◆ **THE TASK**
The records below need retyping in full; give them again exactly.
== RECORDS SHOWN ==
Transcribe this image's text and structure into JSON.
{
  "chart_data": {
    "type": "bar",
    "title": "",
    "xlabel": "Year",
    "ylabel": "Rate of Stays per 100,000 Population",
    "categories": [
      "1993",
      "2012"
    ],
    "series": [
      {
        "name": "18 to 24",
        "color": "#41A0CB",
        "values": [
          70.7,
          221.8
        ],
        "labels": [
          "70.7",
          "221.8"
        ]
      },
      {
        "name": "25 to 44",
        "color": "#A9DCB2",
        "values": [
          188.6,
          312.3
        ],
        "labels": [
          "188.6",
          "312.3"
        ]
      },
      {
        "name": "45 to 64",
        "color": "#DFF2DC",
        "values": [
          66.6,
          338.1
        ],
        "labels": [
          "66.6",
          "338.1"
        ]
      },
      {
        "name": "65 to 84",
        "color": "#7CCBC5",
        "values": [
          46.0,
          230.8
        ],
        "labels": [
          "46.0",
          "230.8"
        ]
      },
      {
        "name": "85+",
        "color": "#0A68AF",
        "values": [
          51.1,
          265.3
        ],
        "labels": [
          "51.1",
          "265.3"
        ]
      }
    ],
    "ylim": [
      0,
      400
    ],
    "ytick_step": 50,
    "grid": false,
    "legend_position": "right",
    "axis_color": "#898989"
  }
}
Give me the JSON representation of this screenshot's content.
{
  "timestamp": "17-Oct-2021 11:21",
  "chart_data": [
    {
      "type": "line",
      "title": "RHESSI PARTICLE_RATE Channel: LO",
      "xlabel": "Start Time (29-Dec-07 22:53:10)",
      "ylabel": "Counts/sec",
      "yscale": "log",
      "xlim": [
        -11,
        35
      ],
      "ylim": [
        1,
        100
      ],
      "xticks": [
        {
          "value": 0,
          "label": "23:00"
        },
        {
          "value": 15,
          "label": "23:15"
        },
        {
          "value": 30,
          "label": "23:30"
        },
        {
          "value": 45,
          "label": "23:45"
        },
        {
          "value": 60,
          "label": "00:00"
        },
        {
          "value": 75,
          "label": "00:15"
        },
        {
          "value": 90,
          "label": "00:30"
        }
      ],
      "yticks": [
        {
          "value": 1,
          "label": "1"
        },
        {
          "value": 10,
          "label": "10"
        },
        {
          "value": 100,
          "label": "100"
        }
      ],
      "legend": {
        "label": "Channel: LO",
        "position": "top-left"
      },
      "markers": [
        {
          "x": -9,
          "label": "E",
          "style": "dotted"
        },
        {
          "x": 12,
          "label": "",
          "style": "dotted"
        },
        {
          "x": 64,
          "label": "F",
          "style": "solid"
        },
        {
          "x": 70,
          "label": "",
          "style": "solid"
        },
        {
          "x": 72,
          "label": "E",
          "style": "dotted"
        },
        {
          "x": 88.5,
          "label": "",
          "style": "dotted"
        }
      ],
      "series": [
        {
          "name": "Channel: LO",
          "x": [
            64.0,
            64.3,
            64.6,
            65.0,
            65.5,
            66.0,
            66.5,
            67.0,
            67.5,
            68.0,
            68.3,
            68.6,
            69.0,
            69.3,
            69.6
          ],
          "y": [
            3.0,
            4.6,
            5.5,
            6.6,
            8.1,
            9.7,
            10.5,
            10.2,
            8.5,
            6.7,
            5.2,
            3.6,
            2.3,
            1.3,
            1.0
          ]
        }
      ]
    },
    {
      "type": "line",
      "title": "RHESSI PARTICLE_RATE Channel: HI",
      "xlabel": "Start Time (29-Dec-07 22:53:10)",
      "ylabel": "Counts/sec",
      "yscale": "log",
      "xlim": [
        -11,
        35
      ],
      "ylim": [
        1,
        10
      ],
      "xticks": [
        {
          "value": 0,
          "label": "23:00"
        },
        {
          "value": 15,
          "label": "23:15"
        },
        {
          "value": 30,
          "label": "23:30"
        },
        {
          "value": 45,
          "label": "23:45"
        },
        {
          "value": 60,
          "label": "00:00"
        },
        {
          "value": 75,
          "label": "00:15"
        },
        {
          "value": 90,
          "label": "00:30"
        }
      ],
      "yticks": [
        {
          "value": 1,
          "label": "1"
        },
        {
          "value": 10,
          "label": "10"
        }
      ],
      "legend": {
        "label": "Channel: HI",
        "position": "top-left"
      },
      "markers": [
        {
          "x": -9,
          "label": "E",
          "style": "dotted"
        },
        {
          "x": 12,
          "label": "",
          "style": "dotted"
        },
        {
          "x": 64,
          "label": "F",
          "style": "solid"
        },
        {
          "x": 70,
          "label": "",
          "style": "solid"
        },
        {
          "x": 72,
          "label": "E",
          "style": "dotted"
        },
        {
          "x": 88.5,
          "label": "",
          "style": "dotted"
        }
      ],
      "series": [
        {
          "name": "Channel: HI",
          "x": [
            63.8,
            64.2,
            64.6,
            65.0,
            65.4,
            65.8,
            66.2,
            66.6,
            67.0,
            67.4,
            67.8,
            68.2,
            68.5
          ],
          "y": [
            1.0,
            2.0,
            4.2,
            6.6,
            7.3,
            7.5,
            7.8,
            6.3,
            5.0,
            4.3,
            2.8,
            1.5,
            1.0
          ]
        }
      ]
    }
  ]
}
===
◆ **TASK RESPONSE**
Transcribe this image's text and structure into JSON.
{
  "chart_data": {
    "type": "bar",
    "title": "",
    "xlabel": "Year",
    "ylabel": "Rate of Stays per 100,000 Population",
    "categories": [
      "1993",
      "2012"
    ],
    "series": [
      {
        "name": "18 to 24",
        "color": "#41A0CB",
        "values": [
          70.7,
          221.8
        ],
        "labels": [
          "70.7",
          "221.8"
        ]
      },
      {
        "name": "25 to 44",
        "color": "#A9DCB2",
        "values": [
          188.6,
          312.3
        ],
        "labels": [
          "188.6",
          "312.3"
        ]
      },
      {
        "name": "45 to 64",
        "color": "#DFF2DC",
        "values": [
          66.6,
          338.1
        ],
        "labels": [
          "66.6",
          "338.1"
        ]
      },
      {
        "name": "65 to 84",
        "color": "#7CCBC5",
        "values": [
          46.0,
          230.8
        ],
        "labels": [
          "46.0",
          "230.8"
        ]
      },
      {
        "name": "85+",
        "color": "#0A68AF",
        "values": [
          51.1,
          265.3
        ],
        "labels": [
          "51.1",
          "265.3"
        ]
      }
    ],
    "ylim": [
      0,
      400
    ],
    "ytick_step": 50,
    "grid": false,
    "legend_position": "right",
    "axis_color": "#898989"
  }
}
Give me the JSON representation of this screenshot's content.
{
  "timestamp": "17-Oct-2021 11:21",
  "chart_data": [
    {
      "type": "line",
      "title": "RHESSI PARTICLE_RATE Channel: LO",
      "xlabel": "Start Time (29-Dec-07 22:53:10)",
      "ylabel": "Counts/sec",
      "yscale": "log",
      "xlim": [
        -11,
        35
      ],
      "ylim": [
        1,
        100
      ],
      "xticks": [
        {
          "value": 0,
          "label": "23:00"
        },
        {
          "value": 15,
          "label": "23:15"
        },
        {
          "value": 30,
          "label": "23:30"
        },
        {
          "value": 45,
          "label": "23:45"
        },
        {
          "value": 60,
          "label": "00:00"
        },
        {
          "value": 75,
          "label": "00:15"
        },
        {
          "value": 90,
          "label": "00:30"
        }
      ],
      "yticks": [
        {
          "value": 1,
          "label": "1"
        },
        {
          "value": 10,
          "label": "10"
        },
        {
          "value": 100,
          "label": "100"
        }
      ],
      "legend": {
        "label": "Channel: LO",
        "position": "top-left"
      },
      "markers": [
        {
          "x": -9,
          "label": "E",
          "style": "dotted"
        },
        {
          "x": 12,
          "label": "",
          "style": "dotted"
        },
        {
          "x": 64,
          "label": "F",
          "style": "solid"
        },
        {
          "x": 70,
          "label": "",
          "style": "solid"
        },
        {
          "x": 72,
          "label": "E",
          "style": "dotted"
        },
        {
          "x": 88.5,
          "label": "",
          "style": "dotted"
        }
      ],
      "series": [
        {
          "name": "Channel: LO",
          "x": [
            64.0,
            64.3,
            64.6,
            65.0,
            65.5,
            66.0,
            66.5,
            67.0,
            67.5,
            68.0,
            68.3,
            68.6,
            69.0,
            69.3,
            69.6
          ],
          "y": [
            3.0,
            4.6,
            5.5,
            6.6,
            8.1,
            9.7,
            10.5,
            10.2,
            8.5,
            6.7,
            5.2,
            3.6,
            2.3,
            1.3,
            1.0
          ]
        }
      ]
    },
    {
      "type": "line",
      "title": "RHESSI PARTICLE_RATE Channel: HI",
      "xlabel": "Start Time (29-Dec-07 22:53:10)",
      "ylabel": "Counts/sec",
      "yscale": "log",
      "xlim": [
        -11,
        35
      ],
      "ylim": [
        1,
        10
      ],
      "xticks": [
        {
          "value": 0,
          "label": "23:00"
        },
        {
          "value": 15,
          "label": "23:15"
        },
        {
          "value": 30,
          "label": "23:30"
        },
        {
          "value": 45,
          "label": "23:45"
        },
        {
          "value": 60,
          "label": "00:00"
        },
        {
          "value": 75,
          "label": "00:15"
        },
        {
          "value": 90,
          "label": "00:30"
        }
      ],
      "yticks": [
        {
          "value": 1,
          "label": "1"
        },
        {
          "value": 10,
          "label": "10"
        }
      ],
      "legend": {
        "label": "Channel: HI",
        "position": "top-left"
      },
      "markers": [
        {
          "x": -9,
          "label": "E",
          "style": "dotted"
        },
        {
          "x": 12,
          "label": "",
          "style": "dotted"
        },
        {
          "x": 64,
          "label": "F",
          "style": "solid"
        },
        {
          "x": 70,
          "label": "",
          "style": "solid"
        },
        {
          "x": 72,
          "label": "E",
          "style": "dotted"
        },
        {
          "x": 88.5,
          "label": "",
          "style": "dotted"
        }
      ],
      "series": [
        {
          "name": "Channel: HI",
          "x": [
            63.8,
            64.2,
            64.6,
            65.0,
            65.4,
            65.8,
            66.2,
            66.6,
            67.0,
            67.4,
            67.8,
            68.2,
            68.5
          ],
          "y": [
            1.0,
            2.0,
            4.2,
            6.6,
            7.3,
            7.5,
            7.8,
            6.3,
            5.0,
            4.3,
            2.8,
            1.5,
            1.0
          ]
        }
      ]
    }
  ]
}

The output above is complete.